# Start of RECORDS PROVIDED

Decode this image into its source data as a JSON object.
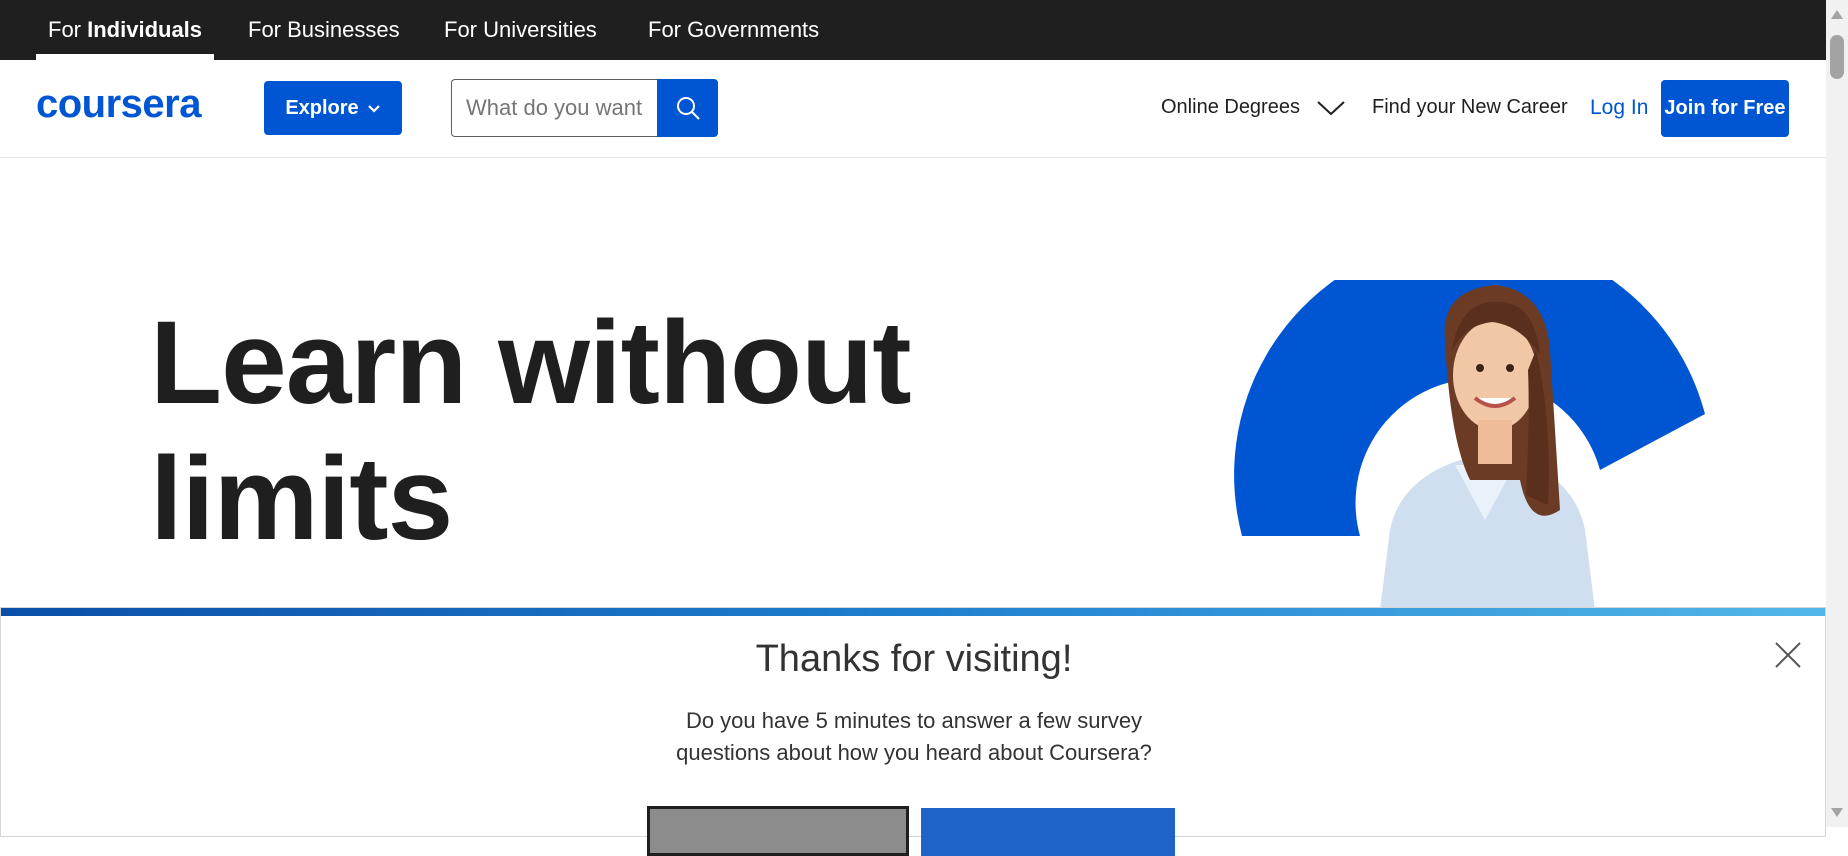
{
  "topbar": {
    "tabs": [
      {
        "prefix": "For ",
        "label": "Individuals",
        "active": true
      },
      {
        "label": "For Businesses"
      },
      {
        "label": "For Universities"
      },
      {
        "label": "For Governments"
      }
    ]
  },
  "header": {
    "logo": "coursera",
    "explore_label": "Explore",
    "search_placeholder": "What do you want",
    "online_degrees": "Online Degrees",
    "find_career": "Find your New Career",
    "login": "Log In",
    "join": "Join for Free"
  },
  "hero": {
    "title_line1": "Learn without",
    "title_line2": "limits"
  },
  "survey": {
    "title": "Thanks for visiting!",
    "text_line1": "Do you have 5 minutes to answer a few survey",
    "text_line2": "questions about how you heard about Coursera?",
    "decline_label": "",
    "accept_label": ""
  },
  "colors": {
    "brand": "#0056d2",
    "topbar": "#1f1f1f"
  },
  "icons": [
    "chevron-down-icon",
    "search-icon",
    "close-icon"
  ]
}
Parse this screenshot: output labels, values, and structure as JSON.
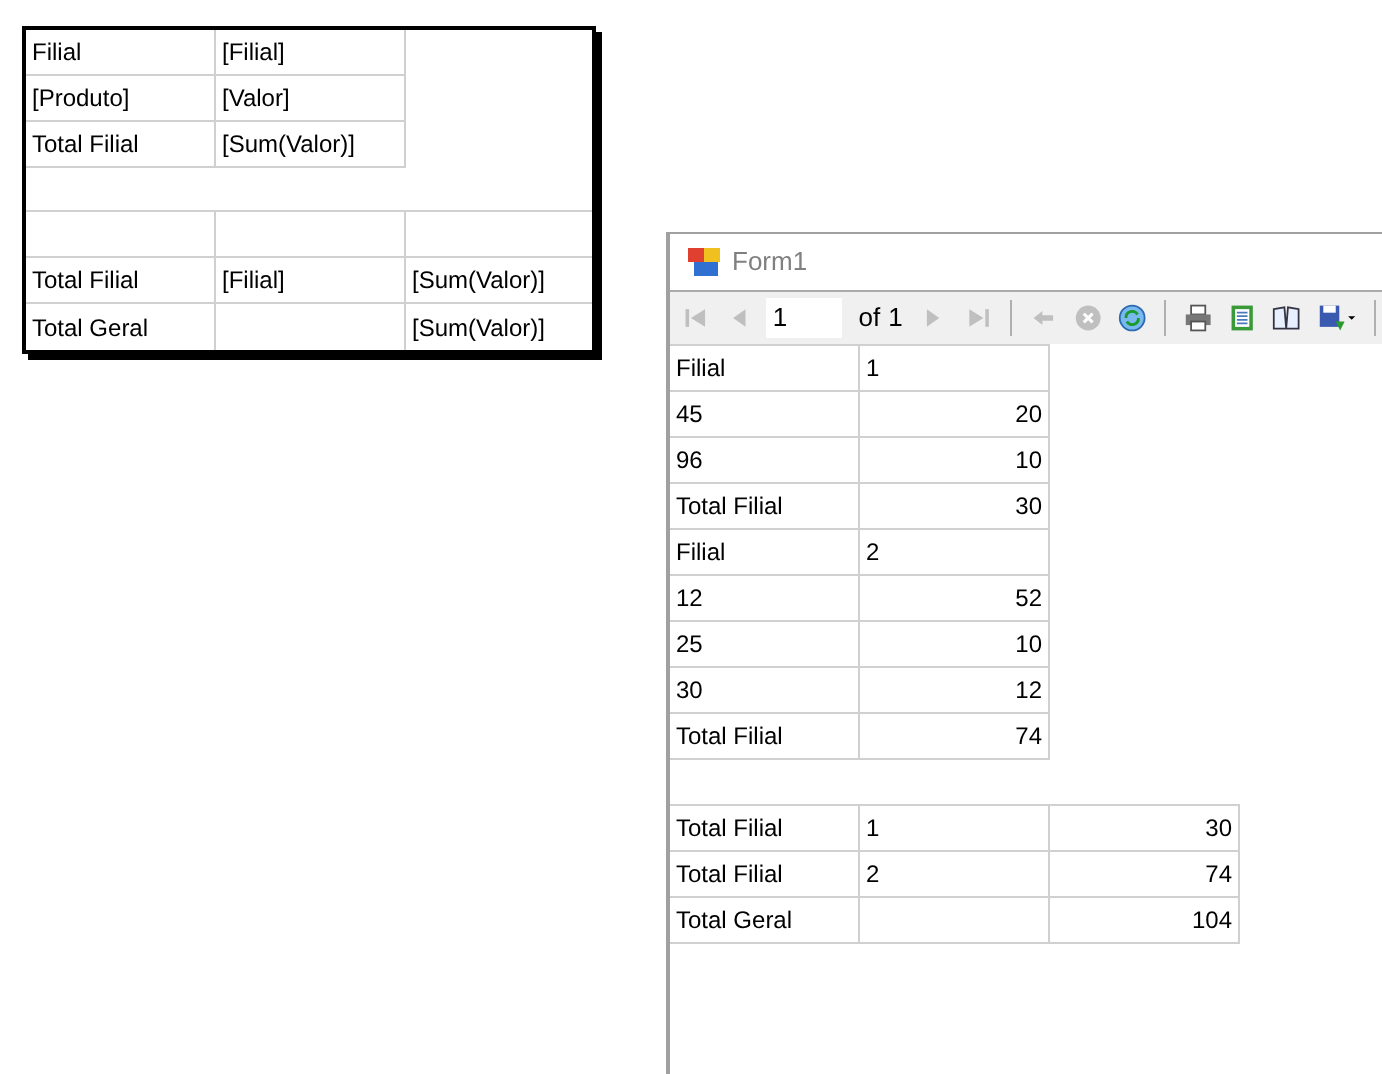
{
  "designer": {
    "group_rows": [
      [
        "Filial",
        "[Filial]"
      ],
      [
        "[Produto]",
        "[Valor]"
      ],
      [
        "Total Filial",
        "[Sum(Valor)]"
      ]
    ],
    "summary_rows": [
      [
        "",
        "",
        ""
      ],
      [
        "Total Filial",
        "[Filial]",
        "[Sum(Valor)]"
      ],
      [
        "Total Geral",
        "",
        "[Sum(Valor)]"
      ]
    ]
  },
  "window": {
    "title": "Form1",
    "toolbar": {
      "buttons": [
        {
          "kind": "first",
          "disabled": true
        },
        {
          "kind": "prev",
          "disabled": true
        },
        {
          "kind": "page"
        },
        {
          "kind": "next",
          "disabled": true
        },
        {
          "kind": "last",
          "disabled": true
        },
        {
          "kind": "sep"
        },
        {
          "kind": "back",
          "disabled": true
        },
        {
          "kind": "stop",
          "disabled": true
        },
        {
          "kind": "refresh",
          "disabled": false
        },
        {
          "kind": "sep"
        },
        {
          "kind": "print",
          "disabled": false
        },
        {
          "kind": "layout",
          "disabled": false
        },
        {
          "kind": "setup",
          "disabled": false
        },
        {
          "kind": "export",
          "disabled": false
        },
        {
          "kind": "sep"
        }
      ],
      "page": "1",
      "of_label": "of",
      "total": "1"
    },
    "report": {
      "group_rows": [
        {
          "kind": "header",
          "cells": [
            "Filial",
            "1"
          ]
        },
        {
          "kind": "detail",
          "cells": [
            "45",
            "20"
          ]
        },
        {
          "kind": "detail",
          "cells": [
            "96",
            "10"
          ]
        },
        {
          "kind": "total",
          "cells": [
            "Total Filial",
            "30"
          ]
        },
        {
          "kind": "header",
          "cells": [
            "Filial",
            "2"
          ]
        },
        {
          "kind": "detail",
          "cells": [
            "12",
            "52"
          ]
        },
        {
          "kind": "detail",
          "cells": [
            "25",
            "10"
          ]
        },
        {
          "kind": "detail",
          "cells": [
            "30",
            "12"
          ]
        },
        {
          "kind": "total",
          "cells": [
            "Total Filial",
            "74"
          ]
        }
      ],
      "summary_rows": [
        [
          "Total Filial",
          "1",
          "30"
        ],
        [
          "Total Filial",
          "2",
          "74"
        ],
        [
          "Total Geral",
          "",
          "104"
        ]
      ]
    }
  }
}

# End of RECORDS PROVIDED

(WHAT TO WORK ON): Work out the count of lines containing the word "JSON", then write only that count.

(EXERCISE SOLUTION): 2